> [Written problem]: All records below must be retyped exactly.

> [Provided data]:

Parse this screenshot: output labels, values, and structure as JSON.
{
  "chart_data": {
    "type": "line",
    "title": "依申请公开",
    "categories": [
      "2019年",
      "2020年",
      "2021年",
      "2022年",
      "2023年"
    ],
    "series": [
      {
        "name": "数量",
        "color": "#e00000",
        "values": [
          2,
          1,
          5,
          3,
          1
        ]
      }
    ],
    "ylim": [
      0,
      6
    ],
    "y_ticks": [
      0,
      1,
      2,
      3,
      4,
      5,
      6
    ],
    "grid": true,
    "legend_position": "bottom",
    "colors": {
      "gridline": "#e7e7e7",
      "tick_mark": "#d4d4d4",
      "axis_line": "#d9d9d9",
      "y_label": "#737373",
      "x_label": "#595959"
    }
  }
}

> [Written answer]:
Parse this screenshot: output labels, values, and structure as JSON.
{
  "chart_data": {
    "type": "line",
    "title": "依申请公开",
    "categories": [
      "2019年",
      "2020年",
      "2021年",
      "2022年",
      "2023年"
    ],
    "series": [
      {
        "name": "数量",
        "color": "#e00000",
        "values": [
          2,
          1,
          5,
          3,
          1
        ]
      }
    ],
    "ylim": [
      0,
      6
    ],
    "y_ticks": [
      0,
      1,
      2,
      3,
      4,
      5,
      6
    ],
    "grid": true,
    "legend_position": "bottom",
    "colors": {
      "gridline": "#e7e7e7",
      "tick_mark": "#d4d4d4",
      "axis_line": "#d9d9d9",
      "y_label": "#737373",
      "x_label": "#595959"
    }
  }
}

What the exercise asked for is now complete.